Annotated listings of elements:
──────────
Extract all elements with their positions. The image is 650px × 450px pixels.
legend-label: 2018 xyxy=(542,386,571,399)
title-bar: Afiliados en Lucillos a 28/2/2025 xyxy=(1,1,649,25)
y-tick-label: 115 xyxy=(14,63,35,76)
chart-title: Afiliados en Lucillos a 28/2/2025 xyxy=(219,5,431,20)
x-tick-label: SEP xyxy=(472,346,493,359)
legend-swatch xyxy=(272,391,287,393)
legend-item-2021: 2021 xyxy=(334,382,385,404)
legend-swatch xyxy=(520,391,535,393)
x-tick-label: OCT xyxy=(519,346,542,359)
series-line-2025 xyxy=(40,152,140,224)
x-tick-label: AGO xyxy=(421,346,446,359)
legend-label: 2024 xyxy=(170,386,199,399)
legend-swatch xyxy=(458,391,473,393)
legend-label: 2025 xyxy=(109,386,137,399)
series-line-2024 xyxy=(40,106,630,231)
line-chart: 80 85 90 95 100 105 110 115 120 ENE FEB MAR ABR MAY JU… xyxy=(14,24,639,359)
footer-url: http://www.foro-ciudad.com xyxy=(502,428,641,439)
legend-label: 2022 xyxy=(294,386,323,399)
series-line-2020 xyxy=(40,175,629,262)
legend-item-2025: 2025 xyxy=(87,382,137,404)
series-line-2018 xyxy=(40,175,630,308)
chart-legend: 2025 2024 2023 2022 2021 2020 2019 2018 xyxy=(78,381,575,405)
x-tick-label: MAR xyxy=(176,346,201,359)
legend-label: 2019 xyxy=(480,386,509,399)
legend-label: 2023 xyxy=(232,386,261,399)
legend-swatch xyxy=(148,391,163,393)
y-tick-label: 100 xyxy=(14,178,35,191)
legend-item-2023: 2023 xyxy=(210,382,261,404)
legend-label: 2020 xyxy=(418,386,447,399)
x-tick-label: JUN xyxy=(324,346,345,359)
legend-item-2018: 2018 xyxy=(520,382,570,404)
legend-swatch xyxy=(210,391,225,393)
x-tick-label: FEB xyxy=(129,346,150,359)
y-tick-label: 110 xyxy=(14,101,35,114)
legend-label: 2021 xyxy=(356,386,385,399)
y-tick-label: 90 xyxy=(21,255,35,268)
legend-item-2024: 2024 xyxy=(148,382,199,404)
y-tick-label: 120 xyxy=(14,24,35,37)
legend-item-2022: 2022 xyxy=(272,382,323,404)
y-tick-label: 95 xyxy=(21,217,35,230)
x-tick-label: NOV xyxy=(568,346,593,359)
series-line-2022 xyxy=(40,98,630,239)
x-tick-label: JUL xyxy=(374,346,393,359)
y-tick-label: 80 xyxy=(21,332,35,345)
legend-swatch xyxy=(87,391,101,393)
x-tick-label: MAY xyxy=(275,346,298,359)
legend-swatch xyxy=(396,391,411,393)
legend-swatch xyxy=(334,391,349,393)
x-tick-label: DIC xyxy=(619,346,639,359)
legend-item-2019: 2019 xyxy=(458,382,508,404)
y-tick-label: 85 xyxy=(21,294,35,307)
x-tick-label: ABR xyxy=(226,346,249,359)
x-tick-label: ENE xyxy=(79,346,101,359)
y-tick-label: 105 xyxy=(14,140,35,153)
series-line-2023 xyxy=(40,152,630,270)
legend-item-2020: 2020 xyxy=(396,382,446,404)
──────────
• _THE REQUEST_
Copy the material word for word, starting with its first line and continuing through the line that contains "series-line-2025 xyxy=(40,152,140,224)".

• _THE ANSWER_
Extract all elements with their positions. The image is 650px × 450px pixels.
legend-label: 2018 xyxy=(542,386,571,399)
title-bar: Afiliados en Lucillos a 28/2/2025 xyxy=(1,1,649,25)
y-tick-label: 115 xyxy=(14,63,35,76)
chart-title: Afiliados en Lucillos a 28/2/2025 xyxy=(219,5,431,20)
x-tick-label: SEP xyxy=(472,346,493,359)
legend-swatch xyxy=(272,391,287,393)
legend-item-2021: 2021 xyxy=(334,382,385,404)
legend-swatch xyxy=(520,391,535,393)
x-tick-label: OCT xyxy=(519,346,542,359)
series-line-2025 xyxy=(40,152,140,224)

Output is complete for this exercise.